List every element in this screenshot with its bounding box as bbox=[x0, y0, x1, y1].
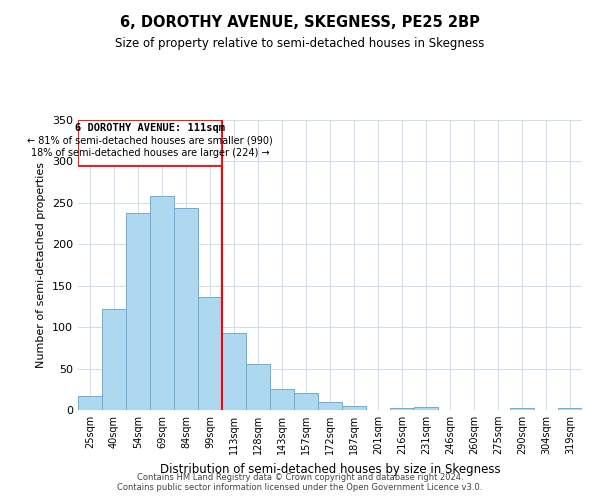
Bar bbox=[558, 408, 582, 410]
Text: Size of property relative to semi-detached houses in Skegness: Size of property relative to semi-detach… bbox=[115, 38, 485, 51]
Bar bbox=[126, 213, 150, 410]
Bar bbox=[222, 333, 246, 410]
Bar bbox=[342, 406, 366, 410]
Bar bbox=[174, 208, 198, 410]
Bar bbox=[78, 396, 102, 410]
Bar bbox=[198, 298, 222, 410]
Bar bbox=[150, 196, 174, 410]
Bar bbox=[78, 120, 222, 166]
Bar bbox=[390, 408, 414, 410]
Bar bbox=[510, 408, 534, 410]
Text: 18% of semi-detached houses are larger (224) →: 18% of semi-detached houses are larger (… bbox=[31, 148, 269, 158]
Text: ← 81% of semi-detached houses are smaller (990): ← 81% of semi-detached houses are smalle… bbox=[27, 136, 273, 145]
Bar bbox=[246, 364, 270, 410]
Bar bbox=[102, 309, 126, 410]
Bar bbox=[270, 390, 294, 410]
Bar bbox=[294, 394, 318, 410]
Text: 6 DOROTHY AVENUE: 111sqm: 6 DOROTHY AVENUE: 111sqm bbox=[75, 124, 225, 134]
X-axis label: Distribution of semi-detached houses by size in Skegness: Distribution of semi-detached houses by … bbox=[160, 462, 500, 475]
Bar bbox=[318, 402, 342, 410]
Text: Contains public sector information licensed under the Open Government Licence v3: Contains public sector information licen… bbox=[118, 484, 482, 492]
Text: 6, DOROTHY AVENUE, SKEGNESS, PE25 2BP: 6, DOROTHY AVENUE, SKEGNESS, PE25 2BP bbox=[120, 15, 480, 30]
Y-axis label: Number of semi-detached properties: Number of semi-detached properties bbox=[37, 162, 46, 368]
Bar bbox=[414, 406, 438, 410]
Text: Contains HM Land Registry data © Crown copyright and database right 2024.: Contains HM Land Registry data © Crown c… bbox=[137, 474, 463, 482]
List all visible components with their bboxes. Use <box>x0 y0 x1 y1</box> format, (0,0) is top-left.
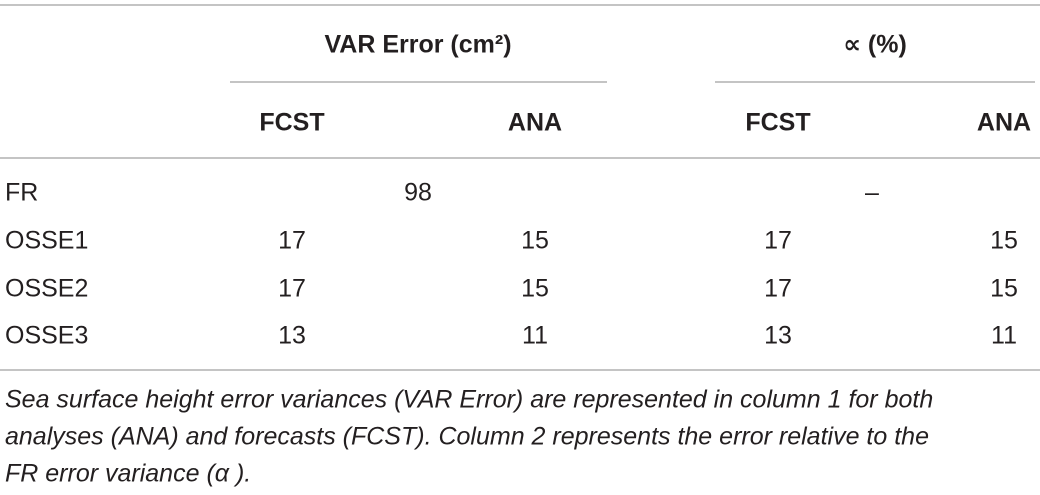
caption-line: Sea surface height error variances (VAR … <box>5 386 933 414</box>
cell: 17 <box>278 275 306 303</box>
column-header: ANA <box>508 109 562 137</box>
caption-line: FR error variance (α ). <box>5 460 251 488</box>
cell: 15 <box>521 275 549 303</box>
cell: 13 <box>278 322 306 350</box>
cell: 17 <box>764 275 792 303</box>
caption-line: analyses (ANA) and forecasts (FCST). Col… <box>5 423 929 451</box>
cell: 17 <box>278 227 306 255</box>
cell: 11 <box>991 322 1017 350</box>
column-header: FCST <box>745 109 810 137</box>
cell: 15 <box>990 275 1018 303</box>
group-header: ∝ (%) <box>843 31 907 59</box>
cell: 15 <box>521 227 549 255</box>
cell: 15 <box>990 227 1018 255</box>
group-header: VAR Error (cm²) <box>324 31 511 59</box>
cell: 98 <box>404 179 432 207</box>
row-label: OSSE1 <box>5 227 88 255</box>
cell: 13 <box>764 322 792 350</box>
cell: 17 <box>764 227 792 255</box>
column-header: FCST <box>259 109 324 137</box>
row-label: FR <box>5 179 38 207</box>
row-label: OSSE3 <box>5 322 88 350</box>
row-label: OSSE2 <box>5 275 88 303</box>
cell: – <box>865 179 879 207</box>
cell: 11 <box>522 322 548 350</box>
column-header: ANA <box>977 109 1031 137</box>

::::

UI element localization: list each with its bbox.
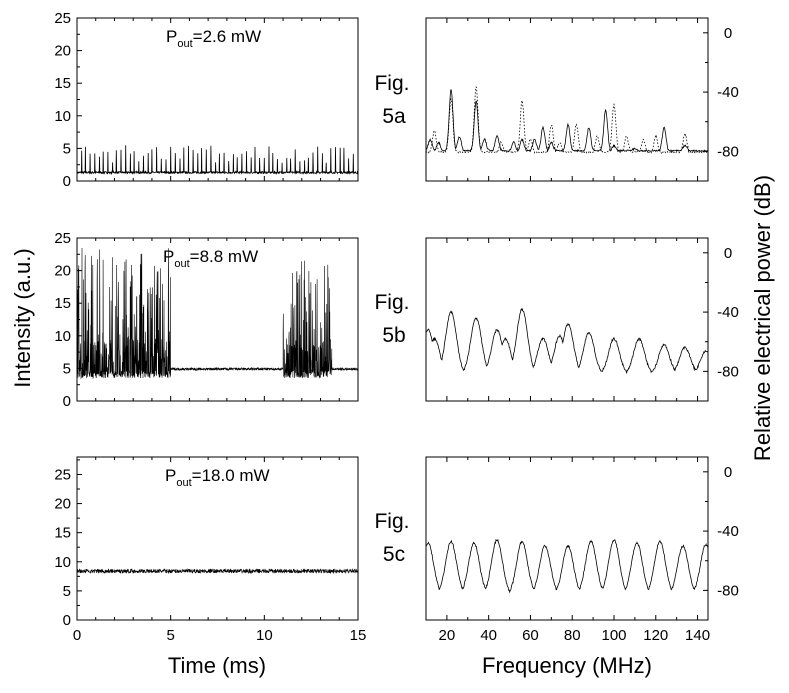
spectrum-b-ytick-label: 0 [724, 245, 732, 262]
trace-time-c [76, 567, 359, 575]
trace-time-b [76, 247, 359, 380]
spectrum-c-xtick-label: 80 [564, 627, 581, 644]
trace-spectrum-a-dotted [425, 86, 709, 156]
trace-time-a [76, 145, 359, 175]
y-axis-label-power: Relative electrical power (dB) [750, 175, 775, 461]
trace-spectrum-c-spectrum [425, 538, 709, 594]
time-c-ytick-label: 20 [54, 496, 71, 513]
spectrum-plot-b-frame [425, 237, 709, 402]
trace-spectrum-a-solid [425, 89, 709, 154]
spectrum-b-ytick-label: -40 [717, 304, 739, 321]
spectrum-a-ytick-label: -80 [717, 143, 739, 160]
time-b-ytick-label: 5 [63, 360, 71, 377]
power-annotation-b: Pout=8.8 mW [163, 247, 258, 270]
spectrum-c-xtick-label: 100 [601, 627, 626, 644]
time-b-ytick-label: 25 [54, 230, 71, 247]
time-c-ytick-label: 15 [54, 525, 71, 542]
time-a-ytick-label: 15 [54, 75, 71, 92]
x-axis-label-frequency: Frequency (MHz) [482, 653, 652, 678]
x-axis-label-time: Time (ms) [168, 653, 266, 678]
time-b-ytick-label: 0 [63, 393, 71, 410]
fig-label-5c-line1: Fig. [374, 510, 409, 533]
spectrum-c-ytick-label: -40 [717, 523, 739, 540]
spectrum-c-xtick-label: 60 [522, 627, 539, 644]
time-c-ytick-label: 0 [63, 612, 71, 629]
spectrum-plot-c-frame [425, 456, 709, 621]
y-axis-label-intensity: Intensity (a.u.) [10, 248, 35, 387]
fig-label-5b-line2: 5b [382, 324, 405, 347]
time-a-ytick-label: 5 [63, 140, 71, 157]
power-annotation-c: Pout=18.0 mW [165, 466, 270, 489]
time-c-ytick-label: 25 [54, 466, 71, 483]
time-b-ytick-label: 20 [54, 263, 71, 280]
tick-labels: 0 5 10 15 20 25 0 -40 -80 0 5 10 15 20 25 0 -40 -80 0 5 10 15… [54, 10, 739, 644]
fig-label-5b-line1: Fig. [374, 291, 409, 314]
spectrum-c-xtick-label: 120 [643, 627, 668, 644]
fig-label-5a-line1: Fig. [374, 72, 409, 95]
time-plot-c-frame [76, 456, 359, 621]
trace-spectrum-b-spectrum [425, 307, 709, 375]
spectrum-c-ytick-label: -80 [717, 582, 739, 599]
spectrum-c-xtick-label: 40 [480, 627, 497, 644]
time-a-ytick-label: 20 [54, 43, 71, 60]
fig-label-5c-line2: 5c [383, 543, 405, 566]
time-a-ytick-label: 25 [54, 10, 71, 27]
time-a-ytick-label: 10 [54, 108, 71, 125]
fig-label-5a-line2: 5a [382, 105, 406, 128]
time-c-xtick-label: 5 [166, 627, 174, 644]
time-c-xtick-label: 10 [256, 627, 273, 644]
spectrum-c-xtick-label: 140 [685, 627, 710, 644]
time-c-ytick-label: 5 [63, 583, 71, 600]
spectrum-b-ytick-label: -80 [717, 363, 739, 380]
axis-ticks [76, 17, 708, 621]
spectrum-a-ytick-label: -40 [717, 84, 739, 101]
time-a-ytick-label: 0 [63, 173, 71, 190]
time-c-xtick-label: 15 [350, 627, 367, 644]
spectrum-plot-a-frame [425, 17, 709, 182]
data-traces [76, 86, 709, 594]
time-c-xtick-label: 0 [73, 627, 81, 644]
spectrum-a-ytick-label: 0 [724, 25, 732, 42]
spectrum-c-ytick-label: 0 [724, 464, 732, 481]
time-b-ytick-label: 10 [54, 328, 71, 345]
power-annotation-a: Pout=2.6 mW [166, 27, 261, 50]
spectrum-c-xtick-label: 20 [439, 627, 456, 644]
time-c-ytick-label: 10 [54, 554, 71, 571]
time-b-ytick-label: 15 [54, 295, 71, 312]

::::

Give the listing entries from the line containing "spectrum-b-ytick-label: 0 [724, 245, 732, 262]" up to and including the line containing "time-a-ytick-label: 15 [54, 75, 71, 92]" as a JSON list of strings, one string per line, with blank lines omitted.

SOLUTION TO THE PROBLEM:
[
  "spectrum-b-ytick-label: 0 [724, 245, 732, 262]",
  "trace-time-c [76, 567, 359, 575]",
  "trace-time-b [76, 247, 359, 380]",
  "spectrum-c-xtick-label: 80 [564, 627, 581, 644]",
  "trace-spectrum-a-dotted [425, 86, 709, 156]",
  "trace-time-a [76, 145, 359, 175]",
  "y-axis-label-power: Relative electrical power (dB) [750, 175, 775, 461]",
  "trace-spectrum-c-spectrum [425, 538, 709, 594]",
  "time-c-ytick-label: 20 [54, 496, 71, 513]",
  "spectrum-plot-b-frame [425, 237, 709, 402]",
  "trace-spectrum-a-solid [425, 89, 709, 154]",
  "spectrum-b-ytick-label: -40 [717, 304, 739, 321]",
  "spectrum-a-ytick-label: -80 [717, 143, 739, 160]",
  "time-b-ytick-label: 5 [63, 360, 71, 377]",
  "power-annotation-b: Pout=8.8 mW [163, 247, 258, 270]",
  "spectrum-c-xtick-label: 100 [601, 627, 626, 644]",
  "time-b-ytick-label: 25 [54, 230, 71, 247]",
  "time-c-ytick-label: 15 [54, 525, 71, 542]",
  "time-a-ytick-label: 15 [54, 75, 71, 92]"
]